* [STATED GOAL]: Repeat all the records exactly, omitting pictures.

□ □ □ □

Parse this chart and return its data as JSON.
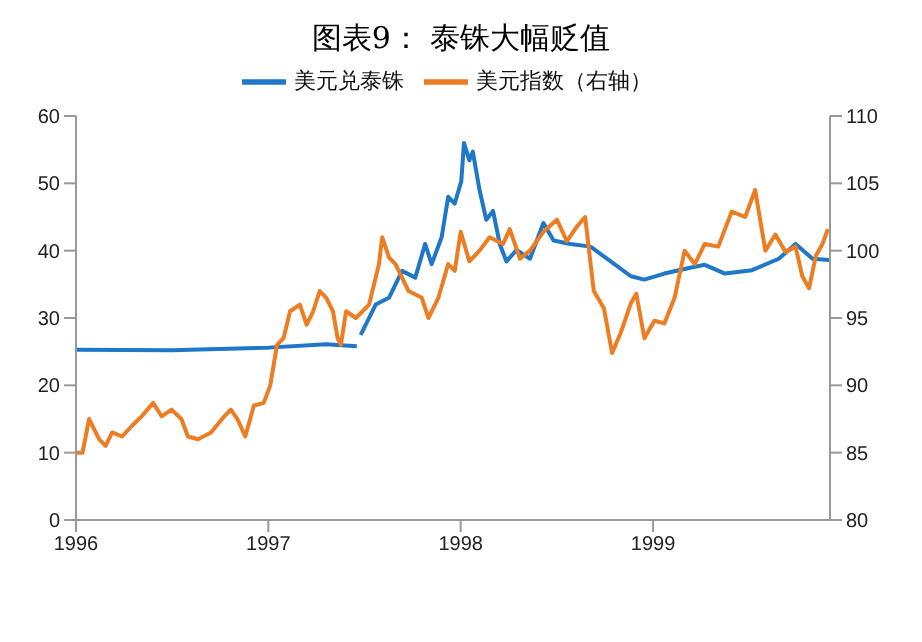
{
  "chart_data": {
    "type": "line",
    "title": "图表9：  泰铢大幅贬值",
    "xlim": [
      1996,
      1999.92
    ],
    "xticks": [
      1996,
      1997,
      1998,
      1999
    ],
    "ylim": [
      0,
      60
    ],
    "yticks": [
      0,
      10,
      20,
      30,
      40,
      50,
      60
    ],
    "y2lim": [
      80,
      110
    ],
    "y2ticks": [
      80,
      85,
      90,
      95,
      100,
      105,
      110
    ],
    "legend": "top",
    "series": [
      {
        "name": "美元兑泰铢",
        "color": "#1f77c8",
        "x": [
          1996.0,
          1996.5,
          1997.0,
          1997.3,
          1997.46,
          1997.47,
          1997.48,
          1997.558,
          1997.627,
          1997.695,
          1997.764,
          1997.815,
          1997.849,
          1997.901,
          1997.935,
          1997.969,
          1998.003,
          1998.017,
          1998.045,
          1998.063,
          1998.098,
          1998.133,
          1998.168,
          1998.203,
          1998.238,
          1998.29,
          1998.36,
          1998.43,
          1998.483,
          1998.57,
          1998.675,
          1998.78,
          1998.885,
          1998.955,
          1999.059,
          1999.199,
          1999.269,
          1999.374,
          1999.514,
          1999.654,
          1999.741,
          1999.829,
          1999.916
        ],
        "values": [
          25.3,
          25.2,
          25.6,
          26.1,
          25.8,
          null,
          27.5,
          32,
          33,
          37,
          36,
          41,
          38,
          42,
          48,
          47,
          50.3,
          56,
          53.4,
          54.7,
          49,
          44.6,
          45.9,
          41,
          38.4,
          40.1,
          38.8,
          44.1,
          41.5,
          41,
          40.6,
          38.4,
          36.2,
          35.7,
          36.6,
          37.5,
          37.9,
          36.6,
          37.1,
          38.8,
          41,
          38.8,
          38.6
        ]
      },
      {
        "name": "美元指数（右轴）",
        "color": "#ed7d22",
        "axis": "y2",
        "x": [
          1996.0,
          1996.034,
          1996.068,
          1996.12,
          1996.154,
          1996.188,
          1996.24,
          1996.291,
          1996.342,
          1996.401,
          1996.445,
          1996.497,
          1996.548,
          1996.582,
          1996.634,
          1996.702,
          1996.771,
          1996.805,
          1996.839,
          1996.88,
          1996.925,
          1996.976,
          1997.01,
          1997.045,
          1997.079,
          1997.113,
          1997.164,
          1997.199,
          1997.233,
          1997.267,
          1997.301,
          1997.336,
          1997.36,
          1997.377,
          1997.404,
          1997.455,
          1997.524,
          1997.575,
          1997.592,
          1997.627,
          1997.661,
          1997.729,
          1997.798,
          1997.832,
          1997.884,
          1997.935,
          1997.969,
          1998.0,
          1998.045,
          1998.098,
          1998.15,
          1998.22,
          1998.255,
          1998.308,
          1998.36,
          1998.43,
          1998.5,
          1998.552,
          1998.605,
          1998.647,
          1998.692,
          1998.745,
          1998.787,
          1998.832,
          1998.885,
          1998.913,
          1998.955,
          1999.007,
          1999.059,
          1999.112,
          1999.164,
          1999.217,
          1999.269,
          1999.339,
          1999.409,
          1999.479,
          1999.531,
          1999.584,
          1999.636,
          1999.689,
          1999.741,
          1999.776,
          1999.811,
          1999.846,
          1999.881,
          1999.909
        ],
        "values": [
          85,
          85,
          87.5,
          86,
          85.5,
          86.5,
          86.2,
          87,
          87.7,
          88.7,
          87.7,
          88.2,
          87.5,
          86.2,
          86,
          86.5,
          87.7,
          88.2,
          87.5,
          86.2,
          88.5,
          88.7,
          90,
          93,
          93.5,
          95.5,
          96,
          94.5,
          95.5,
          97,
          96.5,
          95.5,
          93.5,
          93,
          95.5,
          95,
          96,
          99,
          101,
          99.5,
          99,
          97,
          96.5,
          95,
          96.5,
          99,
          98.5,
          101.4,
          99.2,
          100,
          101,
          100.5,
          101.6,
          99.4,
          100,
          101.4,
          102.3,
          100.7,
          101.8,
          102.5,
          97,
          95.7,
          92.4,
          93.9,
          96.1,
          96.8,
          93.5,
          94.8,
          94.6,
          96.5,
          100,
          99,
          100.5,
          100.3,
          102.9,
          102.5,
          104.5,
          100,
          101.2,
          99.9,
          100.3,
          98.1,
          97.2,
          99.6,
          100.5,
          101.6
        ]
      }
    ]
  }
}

□ □ □ □

* [COMPLETE ANSWER]:
Parse this chart and return its data as JSON.
{
  "chart_data": {
    "type": "line",
    "title": "图表9：  泰铢大幅贬值",
    "xlim": [
      1996,
      1999.92
    ],
    "xticks": [
      1996,
      1997,
      1998,
      1999
    ],
    "ylim": [
      0,
      60
    ],
    "yticks": [
      0,
      10,
      20,
      30,
      40,
      50,
      60
    ],
    "y2lim": [
      80,
      110
    ],
    "y2ticks": [
      80,
      85,
      90,
      95,
      100,
      105,
      110
    ],
    "legend": "top",
    "series": [
      {
        "name": "美元兑泰铢",
        "color": "#1f77c8",
        "x": [
          1996.0,
          1996.5,
          1997.0,
          1997.3,
          1997.46,
          1997.47,
          1997.48,
          1997.558,
          1997.627,
          1997.695,
          1997.764,
          1997.815,
          1997.849,
          1997.901,
          1997.935,
          1997.969,
          1998.003,
          1998.017,
          1998.045,
          1998.063,
          1998.098,
          1998.133,
          1998.168,
          1998.203,
          1998.238,
          1998.29,
          1998.36,
          1998.43,
          1998.483,
          1998.57,
          1998.675,
          1998.78,
          1998.885,
          1998.955,
          1999.059,
          1999.199,
          1999.269,
          1999.374,
          1999.514,
          1999.654,
          1999.741,
          1999.829,
          1999.916
        ],
        "values": [
          25.3,
          25.2,
          25.6,
          26.1,
          25.8,
          null,
          27.5,
          32,
          33,
          37,
          36,
          41,
          38,
          42,
          48,
          47,
          50.3,
          56,
          53.4,
          54.7,
          49,
          44.6,
          45.9,
          41,
          38.4,
          40.1,
          38.8,
          44.1,
          41.5,
          41,
          40.6,
          38.4,
          36.2,
          35.7,
          36.6,
          37.5,
          37.9,
          36.6,
          37.1,
          38.8,
          41,
          38.8,
          38.6
        ]
      },
      {
        "name": "美元指数（右轴）",
        "color": "#ed7d22",
        "axis": "y2",
        "x": [
          1996.0,
          1996.034,
          1996.068,
          1996.12,
          1996.154,
          1996.188,
          1996.24,
          1996.291,
          1996.342,
          1996.401,
          1996.445,
          1996.497,
          1996.548,
          1996.582,
          1996.634,
          1996.702,
          1996.771,
          1996.805,
          1996.839,
          1996.88,
          1996.925,
          1996.976,
          1997.01,
          1997.045,
          1997.079,
          1997.113,
          1997.164,
          1997.199,
          1997.233,
          1997.267,
          1997.301,
          1997.336,
          1997.36,
          1997.377,
          1997.404,
          1997.455,
          1997.524,
          1997.575,
          1997.592,
          1997.627,
          1997.661,
          1997.729,
          1997.798,
          1997.832,
          1997.884,
          1997.935,
          1997.969,
          1998.0,
          1998.045,
          1998.098,
          1998.15,
          1998.22,
          1998.255,
          1998.308,
          1998.36,
          1998.43,
          1998.5,
          1998.552,
          1998.605,
          1998.647,
          1998.692,
          1998.745,
          1998.787,
          1998.832,
          1998.885,
          1998.913,
          1998.955,
          1999.007,
          1999.059,
          1999.112,
          1999.164,
          1999.217,
          1999.269,
          1999.339,
          1999.409,
          1999.479,
          1999.531,
          1999.584,
          1999.636,
          1999.689,
          1999.741,
          1999.776,
          1999.811,
          1999.846,
          1999.881,
          1999.909
        ],
        "values": [
          85,
          85,
          87.5,
          86,
          85.5,
          86.5,
          86.2,
          87,
          87.7,
          88.7,
          87.7,
          88.2,
          87.5,
          86.2,
          86,
          86.5,
          87.7,
          88.2,
          87.5,
          86.2,
          88.5,
          88.7,
          90,
          93,
          93.5,
          95.5,
          96,
          94.5,
          95.5,
          97,
          96.5,
          95.5,
          93.5,
          93,
          95.5,
          95,
          96,
          99,
          101,
          99.5,
          99,
          97,
          96.5,
          95,
          96.5,
          99,
          98.5,
          101.4,
          99.2,
          100,
          101,
          100.5,
          101.6,
          99.4,
          100,
          101.4,
          102.3,
          100.7,
          101.8,
          102.5,
          97,
          95.7,
          92.4,
          93.9,
          96.1,
          96.8,
          93.5,
          94.8,
          94.6,
          96.5,
          100,
          99,
          100.5,
          100.3,
          102.9,
          102.5,
          104.5,
          100,
          101.2,
          99.9,
          100.3,
          98.1,
          97.2,
          99.6,
          100.5,
          101.6
        ]
      }
    ]
  }
}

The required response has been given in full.